For each line below that holds "Jahren", return the line as it stands.
**** Excerpted records
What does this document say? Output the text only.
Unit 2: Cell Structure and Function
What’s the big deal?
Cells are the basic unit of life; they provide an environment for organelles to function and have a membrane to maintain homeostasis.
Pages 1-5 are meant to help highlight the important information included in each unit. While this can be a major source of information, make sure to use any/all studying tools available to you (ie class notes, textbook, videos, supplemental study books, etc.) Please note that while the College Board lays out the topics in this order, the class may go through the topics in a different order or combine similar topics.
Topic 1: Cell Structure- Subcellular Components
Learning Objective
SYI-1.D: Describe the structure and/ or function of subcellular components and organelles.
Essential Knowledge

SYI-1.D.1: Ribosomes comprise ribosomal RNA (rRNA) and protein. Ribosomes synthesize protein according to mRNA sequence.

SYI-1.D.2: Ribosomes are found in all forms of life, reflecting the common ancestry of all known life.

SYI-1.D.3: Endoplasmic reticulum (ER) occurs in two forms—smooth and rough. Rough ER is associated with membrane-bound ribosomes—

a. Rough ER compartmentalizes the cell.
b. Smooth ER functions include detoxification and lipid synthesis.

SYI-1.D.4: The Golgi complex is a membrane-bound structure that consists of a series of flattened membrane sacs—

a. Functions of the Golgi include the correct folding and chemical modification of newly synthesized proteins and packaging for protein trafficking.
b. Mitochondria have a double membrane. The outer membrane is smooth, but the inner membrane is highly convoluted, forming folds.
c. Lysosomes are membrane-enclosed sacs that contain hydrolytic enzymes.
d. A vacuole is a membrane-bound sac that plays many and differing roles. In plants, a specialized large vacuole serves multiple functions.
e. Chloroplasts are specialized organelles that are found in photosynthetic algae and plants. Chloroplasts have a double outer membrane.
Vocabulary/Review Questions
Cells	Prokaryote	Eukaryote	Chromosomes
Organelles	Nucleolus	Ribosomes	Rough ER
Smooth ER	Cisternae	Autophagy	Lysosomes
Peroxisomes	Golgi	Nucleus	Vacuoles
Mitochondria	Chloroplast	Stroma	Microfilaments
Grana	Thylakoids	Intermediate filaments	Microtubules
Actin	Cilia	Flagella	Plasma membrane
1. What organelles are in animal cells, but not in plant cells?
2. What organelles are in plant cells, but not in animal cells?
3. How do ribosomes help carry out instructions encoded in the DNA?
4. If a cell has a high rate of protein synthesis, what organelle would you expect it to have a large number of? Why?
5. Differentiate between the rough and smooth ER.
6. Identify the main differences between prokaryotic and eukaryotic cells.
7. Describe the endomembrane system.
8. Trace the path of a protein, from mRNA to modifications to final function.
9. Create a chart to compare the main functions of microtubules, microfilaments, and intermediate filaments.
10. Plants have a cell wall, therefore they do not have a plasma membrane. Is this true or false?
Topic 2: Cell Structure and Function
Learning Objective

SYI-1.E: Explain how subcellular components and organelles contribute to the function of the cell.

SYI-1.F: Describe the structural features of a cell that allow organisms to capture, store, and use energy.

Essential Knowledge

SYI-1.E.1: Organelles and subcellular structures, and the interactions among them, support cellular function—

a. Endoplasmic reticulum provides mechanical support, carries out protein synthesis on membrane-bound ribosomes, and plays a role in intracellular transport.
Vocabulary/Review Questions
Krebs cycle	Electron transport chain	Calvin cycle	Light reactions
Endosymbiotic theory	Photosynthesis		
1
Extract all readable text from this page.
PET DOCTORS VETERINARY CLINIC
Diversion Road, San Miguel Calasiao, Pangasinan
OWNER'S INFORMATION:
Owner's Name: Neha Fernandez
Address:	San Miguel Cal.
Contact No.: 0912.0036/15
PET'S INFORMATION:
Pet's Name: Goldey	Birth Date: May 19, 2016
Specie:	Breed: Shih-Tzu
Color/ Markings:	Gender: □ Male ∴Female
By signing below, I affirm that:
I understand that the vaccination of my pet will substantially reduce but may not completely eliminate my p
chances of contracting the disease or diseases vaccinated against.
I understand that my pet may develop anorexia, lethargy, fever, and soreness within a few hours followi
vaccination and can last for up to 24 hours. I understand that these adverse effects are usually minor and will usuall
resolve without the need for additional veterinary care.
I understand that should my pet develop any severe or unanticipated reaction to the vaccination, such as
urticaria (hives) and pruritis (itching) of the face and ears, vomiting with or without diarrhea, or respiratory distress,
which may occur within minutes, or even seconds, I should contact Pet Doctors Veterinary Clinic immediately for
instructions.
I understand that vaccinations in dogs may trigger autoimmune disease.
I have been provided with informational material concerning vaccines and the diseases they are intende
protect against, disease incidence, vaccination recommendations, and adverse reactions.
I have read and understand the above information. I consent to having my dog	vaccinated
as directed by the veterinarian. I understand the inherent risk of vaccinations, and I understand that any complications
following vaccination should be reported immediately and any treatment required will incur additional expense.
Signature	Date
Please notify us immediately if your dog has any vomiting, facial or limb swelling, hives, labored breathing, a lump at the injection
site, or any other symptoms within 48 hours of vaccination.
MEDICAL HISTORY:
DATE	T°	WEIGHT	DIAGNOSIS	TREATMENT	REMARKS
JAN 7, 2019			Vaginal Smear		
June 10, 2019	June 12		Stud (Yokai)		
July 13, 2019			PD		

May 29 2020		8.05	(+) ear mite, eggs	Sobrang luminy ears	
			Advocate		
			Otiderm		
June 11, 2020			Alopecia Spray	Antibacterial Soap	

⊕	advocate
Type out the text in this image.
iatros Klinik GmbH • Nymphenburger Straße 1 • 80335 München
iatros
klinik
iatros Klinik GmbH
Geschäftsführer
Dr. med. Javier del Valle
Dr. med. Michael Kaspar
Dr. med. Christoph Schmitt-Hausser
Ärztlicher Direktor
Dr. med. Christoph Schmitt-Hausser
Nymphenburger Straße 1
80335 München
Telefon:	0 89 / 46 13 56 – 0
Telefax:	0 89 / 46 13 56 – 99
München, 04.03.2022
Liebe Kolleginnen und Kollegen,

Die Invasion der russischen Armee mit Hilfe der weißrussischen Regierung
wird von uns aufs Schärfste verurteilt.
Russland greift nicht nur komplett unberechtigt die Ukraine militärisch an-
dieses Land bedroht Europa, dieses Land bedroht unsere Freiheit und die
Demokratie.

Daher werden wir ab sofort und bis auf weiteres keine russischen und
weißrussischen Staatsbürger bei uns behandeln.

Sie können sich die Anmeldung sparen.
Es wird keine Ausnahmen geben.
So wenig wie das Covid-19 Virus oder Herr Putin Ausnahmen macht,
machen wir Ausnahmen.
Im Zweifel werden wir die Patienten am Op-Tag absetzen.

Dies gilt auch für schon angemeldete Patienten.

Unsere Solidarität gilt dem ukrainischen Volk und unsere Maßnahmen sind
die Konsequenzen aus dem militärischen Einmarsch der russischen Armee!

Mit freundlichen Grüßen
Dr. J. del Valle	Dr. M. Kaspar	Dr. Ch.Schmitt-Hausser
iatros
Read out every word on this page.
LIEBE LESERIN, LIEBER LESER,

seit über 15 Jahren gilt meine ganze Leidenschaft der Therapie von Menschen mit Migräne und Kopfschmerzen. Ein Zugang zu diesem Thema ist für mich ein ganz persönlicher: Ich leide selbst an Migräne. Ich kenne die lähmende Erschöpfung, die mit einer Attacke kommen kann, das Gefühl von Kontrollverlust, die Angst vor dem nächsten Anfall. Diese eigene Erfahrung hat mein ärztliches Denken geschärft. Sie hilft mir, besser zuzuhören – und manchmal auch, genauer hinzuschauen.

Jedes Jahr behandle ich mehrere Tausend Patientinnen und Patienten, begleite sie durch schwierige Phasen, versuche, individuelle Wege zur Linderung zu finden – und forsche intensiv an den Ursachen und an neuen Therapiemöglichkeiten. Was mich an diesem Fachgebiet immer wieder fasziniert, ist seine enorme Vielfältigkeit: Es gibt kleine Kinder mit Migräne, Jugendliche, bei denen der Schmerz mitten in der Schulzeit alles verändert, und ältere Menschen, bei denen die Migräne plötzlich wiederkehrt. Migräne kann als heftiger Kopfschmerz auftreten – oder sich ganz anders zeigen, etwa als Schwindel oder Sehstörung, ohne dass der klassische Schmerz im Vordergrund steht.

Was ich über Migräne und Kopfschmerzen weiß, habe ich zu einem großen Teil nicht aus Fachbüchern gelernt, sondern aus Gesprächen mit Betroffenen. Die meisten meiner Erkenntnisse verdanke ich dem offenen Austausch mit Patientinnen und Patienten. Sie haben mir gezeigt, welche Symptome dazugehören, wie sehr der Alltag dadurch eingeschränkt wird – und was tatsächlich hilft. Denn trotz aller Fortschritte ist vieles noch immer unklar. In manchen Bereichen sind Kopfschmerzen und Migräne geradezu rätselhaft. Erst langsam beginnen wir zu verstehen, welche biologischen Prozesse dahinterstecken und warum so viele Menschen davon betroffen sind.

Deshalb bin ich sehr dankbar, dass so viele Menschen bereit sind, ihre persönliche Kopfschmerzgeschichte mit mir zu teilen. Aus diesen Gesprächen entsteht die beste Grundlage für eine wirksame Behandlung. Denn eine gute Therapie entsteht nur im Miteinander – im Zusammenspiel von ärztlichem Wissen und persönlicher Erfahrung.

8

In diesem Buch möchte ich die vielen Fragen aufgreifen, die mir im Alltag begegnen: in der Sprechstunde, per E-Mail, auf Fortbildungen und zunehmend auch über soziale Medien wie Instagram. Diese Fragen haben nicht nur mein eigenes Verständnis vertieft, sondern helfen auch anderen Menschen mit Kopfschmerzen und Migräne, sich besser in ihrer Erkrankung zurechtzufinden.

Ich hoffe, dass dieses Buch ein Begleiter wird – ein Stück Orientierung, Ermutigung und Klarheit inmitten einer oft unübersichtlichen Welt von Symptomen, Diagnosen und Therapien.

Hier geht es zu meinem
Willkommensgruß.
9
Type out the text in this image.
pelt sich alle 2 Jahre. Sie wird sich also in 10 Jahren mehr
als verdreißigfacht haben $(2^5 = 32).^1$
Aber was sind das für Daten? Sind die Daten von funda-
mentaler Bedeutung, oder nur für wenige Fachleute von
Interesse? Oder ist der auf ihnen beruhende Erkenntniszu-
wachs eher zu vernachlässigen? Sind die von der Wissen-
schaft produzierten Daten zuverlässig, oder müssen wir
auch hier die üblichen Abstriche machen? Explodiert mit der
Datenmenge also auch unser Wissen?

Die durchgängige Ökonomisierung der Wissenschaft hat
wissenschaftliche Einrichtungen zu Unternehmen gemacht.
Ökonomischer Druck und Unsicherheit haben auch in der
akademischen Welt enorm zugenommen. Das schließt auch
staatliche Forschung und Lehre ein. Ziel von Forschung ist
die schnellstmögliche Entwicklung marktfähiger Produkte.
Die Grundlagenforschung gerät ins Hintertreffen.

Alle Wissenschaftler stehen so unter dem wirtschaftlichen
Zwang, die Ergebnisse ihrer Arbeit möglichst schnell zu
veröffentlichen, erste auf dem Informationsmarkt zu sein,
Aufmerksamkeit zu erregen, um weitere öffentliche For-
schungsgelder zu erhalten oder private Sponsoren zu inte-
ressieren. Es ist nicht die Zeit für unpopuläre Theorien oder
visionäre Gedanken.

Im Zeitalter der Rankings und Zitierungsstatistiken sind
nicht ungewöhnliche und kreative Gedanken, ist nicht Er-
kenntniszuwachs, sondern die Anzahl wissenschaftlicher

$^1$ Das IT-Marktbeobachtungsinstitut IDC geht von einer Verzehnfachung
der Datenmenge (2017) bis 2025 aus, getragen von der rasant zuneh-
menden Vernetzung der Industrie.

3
********
Expected output:
seit über 15 Jahren gilt meine ganze Leidenschaft der Therapie von Menschen mit Migräne und Kopfschmerzen. Ein Zugang zu diesem Thema ist für mich ein ganz persönlicher: Ich leide selbst an Migräne. Ich kenne die lähmende Erschöpfung, die mit einer Attacke kommen kann, das Gefühl von Kontrollverlust, die Angst vor dem nächsten Anfall. Diese eigene Erfahrung hat mein ärztliches Denken geschärft. Sie hilft mir, besser zuzuhören – und manchmal auch, genauer hinzuschauen.
pelt sich alle 2 Jahre. Sie wird sich also in 10 Jahren mehr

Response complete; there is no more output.